§ Exercise description
Without including pictures, set down every record exactly as it stands.

[Data extracted from a collection]

******************************

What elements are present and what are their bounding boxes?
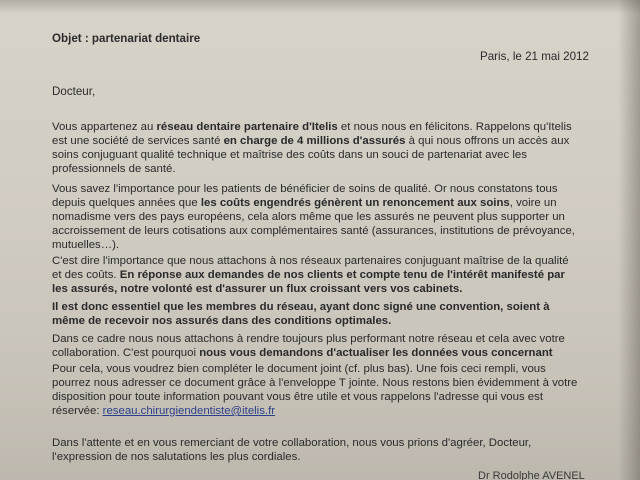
bold-segment: nous vous demandons d'actualiser les données vous concernant [199,347,553,359]
paper-shadow-right [618,0,640,480]
paragraph-5-line-1: Dans ce cadre nous nous attachons à rendre toujours plus performant notre réseau et cela avec votre [52,333,565,345]
paragraph-6-line-1: Pour cela, vous voudrez bien compléter le document joint (cf. plus bas). Une fois ceci rempli, vous [52,363,546,375]
paragraph-5-line-2 [52,346,553,360]
paragraph-1-line-1 [52,120,572,134]
paragraph-7-line-2: l'expression de nos salutations les plus cordiales. [52,451,301,463]
bold-segment: réseau dentaire partenaire d'Itelis [156,121,338,133]
paragraph-6-line-4 [52,404,275,418]
subject-line: Objet : partenariat dentaire [52,32,201,45]
paragraph-4-line-2: même de recevoir nos assurés dans des conditions optimales. [52,315,392,327]
paragraph-3-line-2 [52,268,565,282]
text-segment: Vous appartenez au [52,121,157,133]
paragraph-3-line-3: les assurés, notre volonté est d'assurer un flux croissant vers vos cabinets. [52,283,463,295]
paragraph-6-line-3: disposition pour toute information pouvant vous être utile et vous rappelons l'adresse qui vous est [52,391,543,403]
salutation: Docteur, [52,85,96,98]
paragraph-2-line-2 [52,196,557,210]
paragraph-6-line-2: pourrez nous adresser ce document grâce à l'enveloppe T jointe. Nous restons bien évidemment à votre [52,377,578,389]
paragraph-2-line-5: mutuelles…). [52,239,120,251]
paragraph-3-line-1: C'est dire l'importance que nous attachons à nos réseaux partenaires conjuguant maîtrise de la qualité [52,255,569,267]
bold-segment: En réponse aux demandes de nos clients et compte tenu de l'intérêt manifesté par [119,269,565,281]
paragraph-1-line-3: soins conjuguant qualité technique et maîtrise des coûts dans un souci de partenariat avec les [52,149,527,161]
text-segment: et des coûts. [52,269,120,281]
signature-name: Dr Rodolphe AVENEL [478,470,585,480]
place-date: Paris, le 21 mai 2012 [480,50,589,63]
paper-shadow-top [0,0,640,14]
bold-segment: les coûts engendrés génèrent un renoncement aux soins [200,197,510,209]
email-link[interactable]: reseau.chirurgiendentiste@itelis.fr [102,405,276,417]
text-segment: collaboration. C'est pourquoi [52,347,200,359]
paragraph-1-line-4: professionnels de santé. [52,163,176,175]
paragraph-2-line-4: accroissement de leurs cotisations aux complémentaires santé (assurances, institutions de prévoyance, [52,225,575,237]
text-segment: depuis quelques années que [52,197,201,209]
paragraph-7-line-1: Dans l'attente et en vous remerciant de votre collaboration, nous vous prions d'agréer, Docteur, [52,437,532,449]
text-segment: et nous nous en félicitons. Rappelons qu'Itelis [337,121,572,133]
paragraph-1-line-2 [52,134,569,148]
bold-segment: en charge de 4 millions d'assurés [223,135,406,147]
paragraph-2-line-3: nomadisme vers des pays européens, cela alors même que les assurés ne peuvent plus supporter un [52,211,565,223]
text-segment: réservée: [52,405,103,417]
text-segment: , voire un [509,197,557,209]
text-segment: à qui nous offrons un accès aux [405,135,570,147]
text-segment: est une société de services santé [52,135,224,147]
paragraph-2-line-1: Vous savez l'importance pour les patients de bénéficier de soins de qualité. Or nous constatons tous [52,183,558,195]
paragraph-4-line-1: Il est donc essentiel que les membres du réseau, ayant donc signé une convention, soient à [52,301,550,313]
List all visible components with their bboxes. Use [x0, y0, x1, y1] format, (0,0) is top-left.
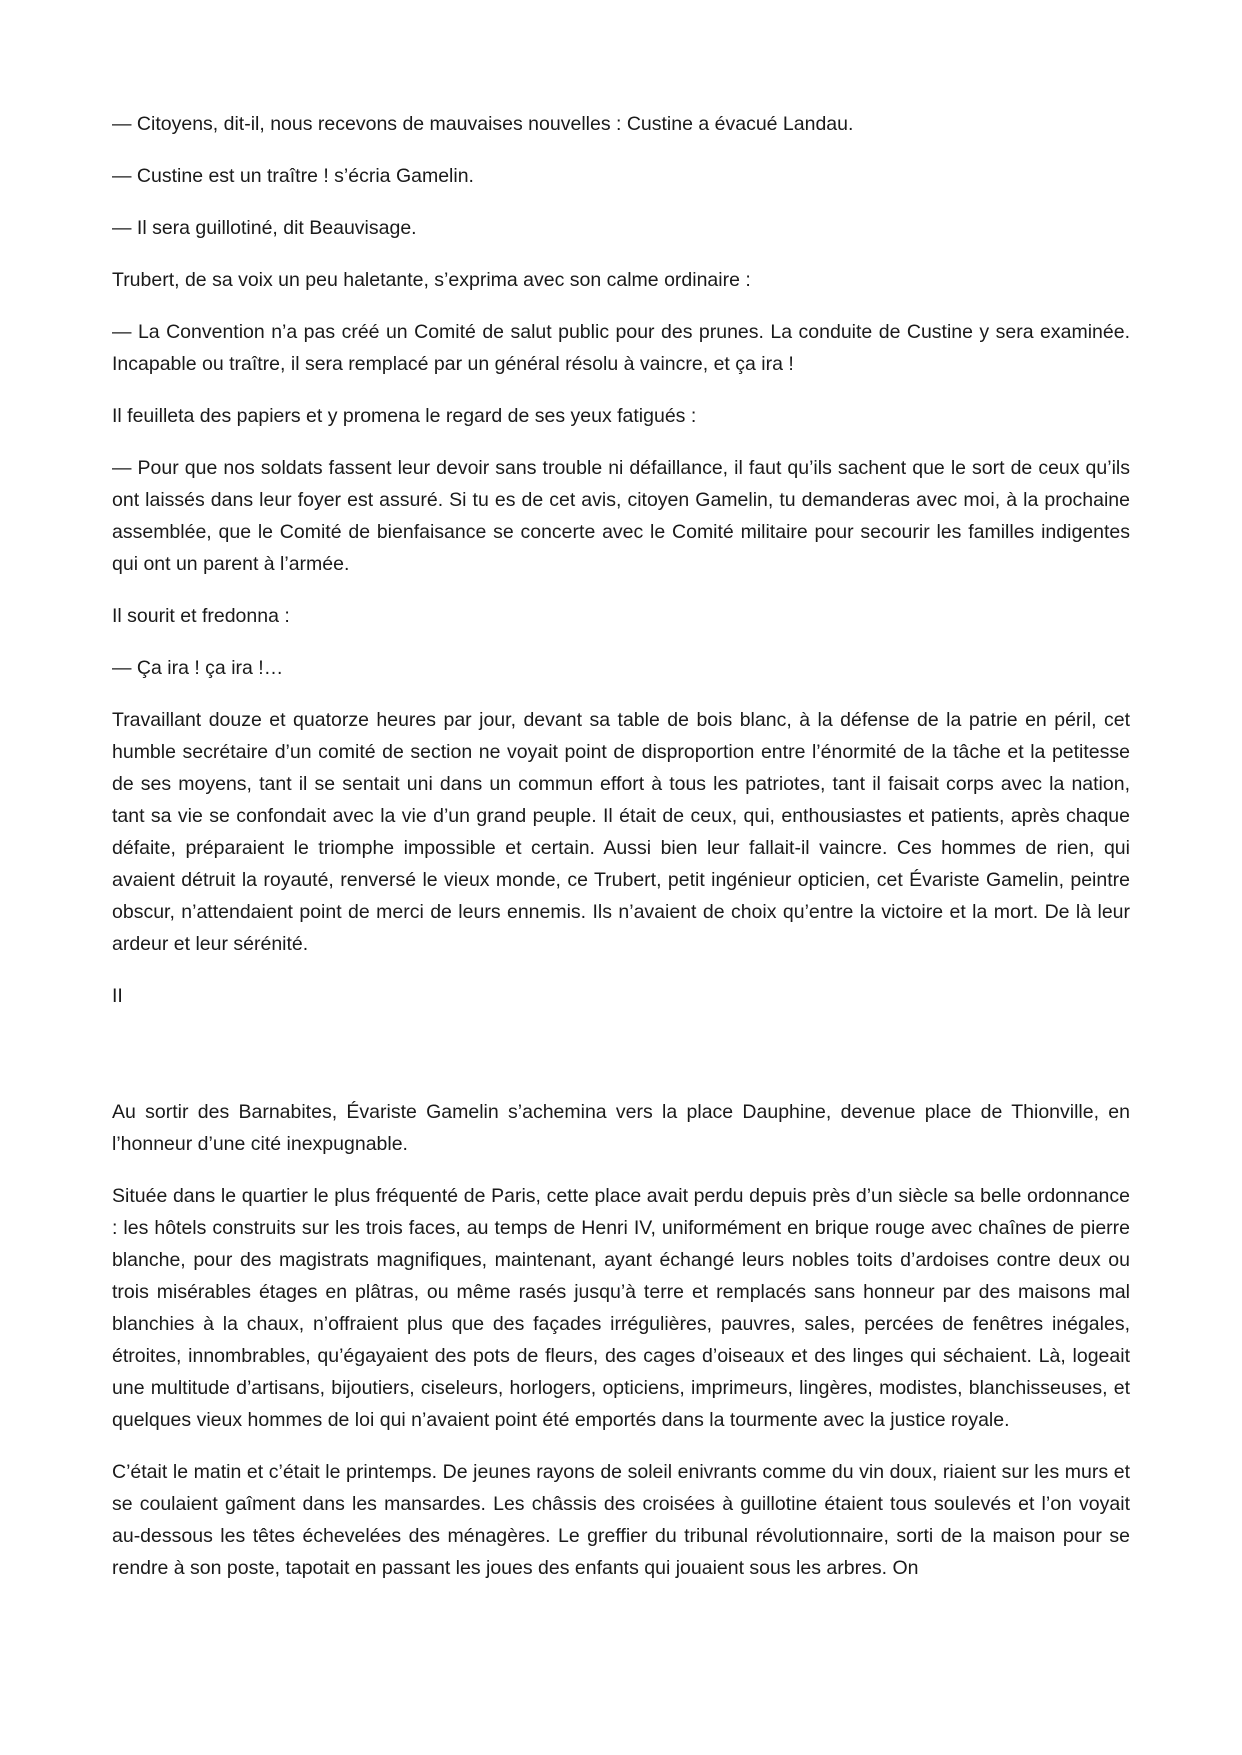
- document-page: [112, 108, 1130, 1604]
- paragraph-narration-5: Au sortir des Barnabites, Évariste Gamelin s’achemina vers la place Dauphine, devenue place de Thionville, en l’honneur d’une cité inexpugnable.: [112, 1101, 1130, 1155]
- chapter-heading: II: [112, 985, 123, 1007]
- paragraph-dialogue-2: — Custine est un traître ! s’écria Gamelin.: [112, 165, 474, 187]
- paragraph-narration-4: Travaillant douze et quatorze heures par jour, devant sa table de bois blanc, à la défense de la patrie en péril, cet humble secrétaire d’un comité de section ne voyait point de disproportion entre l’énormité de la tâche et la petitesse de ses moyens, tant il se sentait uni dans un commun effort à tous les patriotes, tant il faisait corps avec la nation, tant sa vie se confondait avec la vie d’un grand peuple. Il était de ceux, qui, enthousiastes et patients, après chaque défaite, préparaient le triomphe impossible et certain. Aussi bien leur fallait-il vaincre. Ces hommes de rien, qui avaient détruit la royauté, renversé le vieux monde, ce Trubert, petit ingénieur opticien, cet Évariste Gamelin, peintre obscur, n’attendaient point de merci de leurs ennemis. Ils n’avaient de choix qu’entre la victoire et la mort. De là leur ardeur et leur sérénité.: [112, 709, 1130, 955]
- paragraph-narration-3: Il sourit et fredonna :: [112, 605, 290, 627]
- paragraph-dialogue-5: — Pour que nos soldats fassent leur devoir sans trouble ni défaillance, il faut qu’ils sachent que le sort de ceux qu’ils ont laissés dans leur foyer est assuré. Si tu es de cet avis, citoyen Gamelin, tu demanderas avec moi, à la prochaine assemblée, que le Comité de bienfaisance se concerte avec le Comité militaire pour secourir les familles indigentes qui ont un parent à l’armée.: [112, 457, 1130, 575]
- paragraph-narration-6: Située dans le quartier le plus fréquenté de Paris, cette place avait perdu depuis près d’un siècle sa belle ordonnance : les hôtels construits sur les trois faces, au temps de Henri IV, uniformément en brique rouge avec chaînes de pierre blanche, pour des magistrats magnifiques, maintenant, ayant échangé leurs nobles toits d’ardoises contre deux ou trois misérables étages en plâtras, ou même rasés jusqu’à terre et remplacés sans honneur par des maisons mal blanchies à la chaux, n’offraient plus que des façades irrégulières, pauvres, sales, percées de fenêtres inégales, étroites, innombrables, qu’égayaient des pots de fleurs, des cages d’oiseaux et des linges qui séchaient. Là, logeait une multitude d’artisans, bijoutiers, ciseleurs, horlogers, opticiens, imprimeurs, lingères, modistes, blanchisseuses, et quelques vieux hommes de loi qui n’avaient point été emportés dans la tourmente avec la justice royale.: [112, 1185, 1130, 1431]
- paragraph-dialogue-1: — Citoyens, dit-il, nous recevons de mauvaises nouvelles : Custine a évacué Landau.: [112, 113, 854, 135]
- paragraph-narration-2: Il feuilleta des papiers et y promena le regard de ses yeux fatigués :: [112, 405, 697, 427]
- paragraph-dialogue-4: — La Convention n’a pas créé un Comité de salut public pour des prunes. La conduite de Custine y sera examinée. Incapable ou traître, il sera remplacé par un général résolu à vaincre, et ça ira !: [112, 321, 1130, 375]
- paragraph-dialogue-3: — Il sera guillotiné, dit Beauvisage.: [112, 217, 417, 239]
- paragraph-narration-7: C’était le matin et c’était le printemps. De jeunes rayons de soleil enivrants comme du vin doux, riaient sur les murs et se coulaient gaîment dans les mansardes. Les châssis des croisées à guillotine étaient tous soulevés et l’on voyait au-dessous les têtes échevelées des ménagères. Le greffier du tribunal révolutionnaire, sorti de la maison pour se rendre à son poste, tapotait en passant les joues des enfants qui jouaient sous les arbres. On: [112, 1461, 1130, 1579]
- paragraph-dialogue-6: — Ça ira ! ça ira !…: [112, 657, 284, 679]
- paragraph-narration-1: Trubert, de sa voix un peu haletante, s’exprima avec son calme ordinaire :: [112, 269, 751, 291]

******************************

§ Task result
What elements are present and what are their bounding boxes?
bold-segment: nous vous demandons d'actualiser les données vous concernant [199,347,553,359]
paper-shadow-right [618,0,640,480]
paragraph-5-line-1: Dans ce cadre nous nous attachons à rendre toujours plus performant notre réseau et cela avec votre [52,333,565,345]
paragraph-6-line-1: Pour cela, vous voudrez bien compléter le document joint (cf. plus bas). Une fois ceci rempli, vous [52,363,546,375]
paragraph-5-line-2 [52,346,553,360]
paragraph-1-line-1 [52,120,572,134]
paragraph-7-line-2: l'expression de nos salutations les plus cordiales. [52,451,301,463]
bold-segment: réseau dentaire partenaire d'Itelis [156,121,338,133]
paragraph-6-line-4 [52,404,275,418]
subject-line: Objet : partenariat dentaire [52,32,201,45]
paragraph-4-line-2: même de recevoir nos assurés dans des conditions optimales. [52,315,392,327]
paragraph-3-line-2 [52,268,565,282]
text-segment: Vous appartenez au [52,121,157,133]
paragraph-3-line-3: les assurés, notre volonté est d'assurer un flux croissant vers vos cabinets. [52,283,463,295]
paragraph-6-line-3: disposition pour toute information pouvant vous être utile et vous rappelons l'adresse qui vous est [52,391,543,403]
salutation: Docteur, [52,85,96,98]
paragraph-2-line-2 [52,196,557,210]
paragraph-6-line-2: pourrez nous adresser ce document grâce à l'enveloppe T jointe. Nous restons bien évidemment à votre [52,377,578,389]
paragraph-2-line-5: mutuelles…). [52,239,120,251]
paragraph-3-line-1: C'est dire l'importance que nous attachons à nos réseaux partenaires conjuguant maîtrise de la qualité [52,255,569,267]
bold-segment: En réponse aux demandes de nos clients et compte tenu de l'intérêt manifesté par [119,269,565,281]
paragraph-1-line-3: soins conjuguant qualité technique et maîtrise des coûts dans un souci de partenariat avec les [52,149,527,161]
text-segment: et des coûts. [52,269,120,281]
signature-name: Dr Rodolphe AVENEL [478,470,585,480]
place-date: Paris, le 21 mai 2012 [480,50,589,63]
paper-shadow-top [0,0,640,14]
bold-segment: les coûts engendrés génèrent un renoncement aux soins [200,197,510,209]
email-link[interactable]: reseau.chirurgiendentiste@itelis.fr [102,405,276,417]
text-segment: collaboration. C'est pourquoi [52,347,200,359]
paragraph-1-line-4: professionnels de santé. [52,163,176,175]
paragraph-2-line-4: accroissement de leurs cotisations aux complémentaires santé (assurances, institutions de prévoyance, [52,225,575,237]
text-segment: depuis quelques années que [52,197,201,209]
paragraph-7-line-1: Dans l'attente et en vous remerciant de votre collaboration, nous vous prions d'agréer, Docteur, [52,437,532,449]
text-segment: et nous nous en félicitons. Rappelons qu'Itelis [337,121,572,133]
paragraph-1-line-2 [52,134,569,148]
bold-segment: en charge de 4 millions d'assurés [223,135,406,147]
paragraph-2-line-3: nomadisme vers des pays européens, cela alors même que les assurés ne peuvent plus supporter un [52,211,565,223]
text-segment: réservée: [52,405,103,417]
text-segment: , voire un [509,197,557,209]
text-segment: à qui nous offrons un accès aux [405,135,570,147]
text-segment: est une société de services santé [52,135,224,147]
paragraph-2-line-1: Vous savez l'importance pour les patients de bénéficier de soins de qualité. Or nous constatons tous [52,183,558,195]
paragraph-4-line-1: Il est donc essentiel que les membres du réseau, ayant donc signé une convention, soient à [52,301,550,313]
List all visible components with their bboxes. Use [x0, y0, x1, y1] format, (0,0) is top-left.
- document-page: [112, 108, 1130, 1604]
- paragraph-narration-5: Au sortir des Barnabites, Évariste Gamelin s’achemina vers la place Dauphine, devenue place de Thionville, en l’honneur d’une cité inexpugnable.: [112, 1101, 1130, 1155]
- chapter-heading: II: [112, 985, 123, 1007]
- paragraph-dialogue-2: — Custine est un traître ! s’écria Gamelin.: [112, 165, 474, 187]
- paragraph-narration-4: Travaillant douze et quatorze heures par jour, devant sa table de bois blanc, à la défense de la patrie en péril, cet humble secrétaire d’un comité de section ne voyait point de disproportion entre l’énormité de la tâche et la petitesse de ses moyens, tant il se sentait uni dans un commun effort à tous les patriotes, tant il faisait corps avec la nation, tant sa vie se confondait avec la vie d’un grand peuple. Il était de ceux, qui, enthousiastes et patients, après chaque défaite, préparaient le triomphe impossible et certain. Aussi bien leur fallait-il vaincre. Ces hommes de rien, qui avaient détruit la royauté, renversé le vieux monde, ce Trubert, petit ingénieur opticien, cet Évariste Gamelin, peintre obscur, n’attendaient point de merci de leurs ennemis. Ils n’avaient de choix qu’entre la victoire et la mort. De là leur ardeur et leur sérénité.: [112, 709, 1130, 955]
- paragraph-narration-3: Il sourit et fredonna :: [112, 605, 290, 627]
- paragraph-dialogue-5: — Pour que nos soldats fassent leur devoir sans trouble ni défaillance, il faut qu’ils sachent que le sort de ceux qu’ils ont laissés dans leur foyer est assuré. Si tu es de cet avis, citoyen Gamelin, tu demanderas avec moi, à la prochaine assemblée, que le Comité de bienfaisance se concerte avec le Comité militaire pour secourir les familles indigentes qui ont un parent à l’armée.: [112, 457, 1130, 575]
- paragraph-narration-6: Située dans le quartier le plus fréquenté de Paris, cette place avait perdu depuis près d’un siècle sa belle ordonnance : les hôtels construits sur les trois faces, au temps de Henri IV, uniformément en brique rouge avec chaînes de pierre blanche, pour des magistrats magnifiques, maintenant, ayant échangé leurs nobles toits d’ardoises contre deux ou trois misérables étages en plâtras, ou même rasés jusqu’à terre et remplacés sans honneur par des maisons mal blanchies à la chaux, n’offraient plus que des façades irrégulières, pauvres, sales, percées de fenêtres inégales, étroites, innombrables, qu’égayaient des pots de fleurs, des cages d’oiseaux et des linges qui séchaient. Là, logeait une multitude d’artisans, bijoutiers, ciseleurs, horlogers, opticiens, imprimeurs, lingères, modistes, blanchisseuses, et quelques vieux hommes de loi qui n’avaient point été emportés dans la tourmente avec la justice royale.: [112, 1185, 1130, 1431]
- paragraph-dialogue-1: — Citoyens, dit-il, nous recevons de mauvaises nouvelles : Custine a évacué Landau.: [112, 113, 854, 135]
- paragraph-narration-2: Il feuilleta des papiers et y promena le regard de ses yeux fatigués :: [112, 405, 697, 427]
- paragraph-dialogue-4: — La Convention n’a pas créé un Comité de salut public pour des prunes. La conduite de Custine y sera examinée. Incapable ou traître, il sera remplacé par un général résolu à vaincre, et ça ira !: [112, 321, 1130, 375]
- paragraph-dialogue-3: — Il sera guillotiné, dit Beauvisage.: [112, 217, 417, 239]
- paragraph-narration-7: C’était le matin et c’était le printemps. De jeunes rayons de soleil enivrants comme du vin doux, riaient sur les murs et se coulaient gaîment dans les mansardes. Les châssis des croisées à guillotine étaient tous soulevés et l’on voyait au-dessous les têtes échevelées des ménagères. Le greffier du tribunal révolutionnaire, sorti de la maison pour se rendre à son poste, tapotait en passant les joues des enfants qui jouaient sous les arbres. On: [112, 1461, 1130, 1579]
- paragraph-dialogue-6: — Ça ira ! ça ira !…: [112, 657, 284, 679]
- paragraph-narration-1: Trubert, de sa voix un peu haletante, s’exprima avec son calme ordinaire :: [112, 269, 751, 291]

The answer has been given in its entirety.